There is a clear principle underlying
these cases. The parties to a contract
are bound only to what they both agree to and to nothing beyond that. If we shake hands on a deal, you do not
thereby agree to be bound by my “Conditions of Sale” which I later show
you. If you sign a document without
reading it, you agree to be bound only by what you might reasonably expect to
find there. If you shake my hand or sign
my document because you rely on something I have told you, you do not agree to
a contract which does not contain that assurance.
1.5 Inducing Breach of
Contract
When two people conclude an agreement,
the law protects their agreement against interference by others. Consider some examples.
Dragon Plastics manufacture plastic
pellets which their customers use to make a variety of plastic
commodities. They have a contract with
you to supply a hundred boxes of pellets every week. You use the pellets to make vinyl
tablecloths.
I also manufacture vinyl tablecloths
but I get my pellets from less reliable sources. I go to Dragon and say, “Forget about that
miserable contract of yours. I’ll take
your whole output at twice the price.”
If Dragon stops supplying you, you can
sue them for damages for breach of contract.
Moreover, you can also sue me for damages, because I have induced the
breach.
What if I did not know about any
agreement between the two of you? I
simply said to Dragon, “Forget about looking for the other orders. I’ll take
your whole output at twice whatever you are charging other customers.”
If this tempted Dragon to stop
supplying you, I have induced the breach, but I have not done so deliberately, and therefore you have no claim against me.
Now take a more difficult case.
Remarks made both by dragon and by you have led me to suspect that probably the
two of you have an agreement. I suspect,
but I do not know, but my suspicion is based on very good grounds. Nevertheless, I go to Dragon and invite them
to sell me their whole output.
In this case I did not know there was
an agreement, and therefore you cannot say that I induced the breach
deliberately. However, I was reckless,
and you can therefore claim damage from me.
But there may be light at the end of my
tunnel. If your contract can be
terminated on notice, I can say to Dragon with impunity, “Give notice. And then, when the notice period ends, sell
your whole stock to me.”
Now I am not persuading them to breach
your contract. On the contrary, I am persuading them to give notice which they
are fully entitled to give in terms of that very contract. You may feel aggrieved, but I will not have
to pay you damages for inducing any breach of contract.
===============
• _EXERCISE_
Rewrite the stretch of the passage on inducing breach of contract from "If this tempted" through "their whole output.", putting "belief" in place of "suspicion".

• _PROVIDED MATERIAL_
===============
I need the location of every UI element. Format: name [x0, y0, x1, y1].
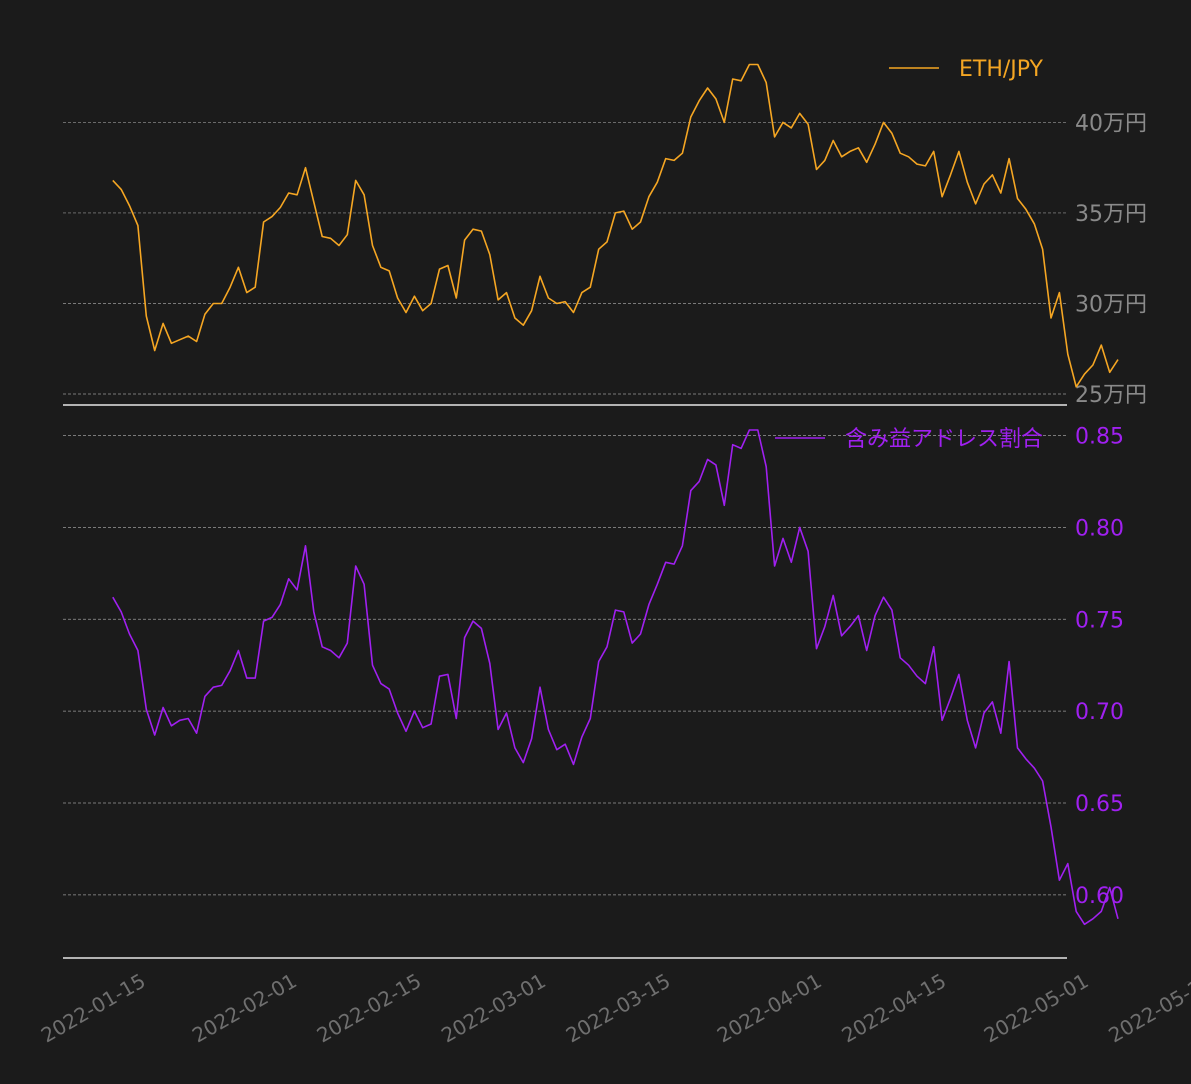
===============
• _COMPLETE RESPONSE_
If this tempted Dragon to stop
supplying you, I have induced the breach, but I have not done so deliberately, and therefore you have no claim against me.
Now take a more difficult case.
Remarks made both by dragon and by you have led me to suspect that probably the
two of you have an agreement. I suspect,
but I do not know, but my belief is based on very good grounds. Nevertheless, I go to Dragon and invite them
to sell me their whole output.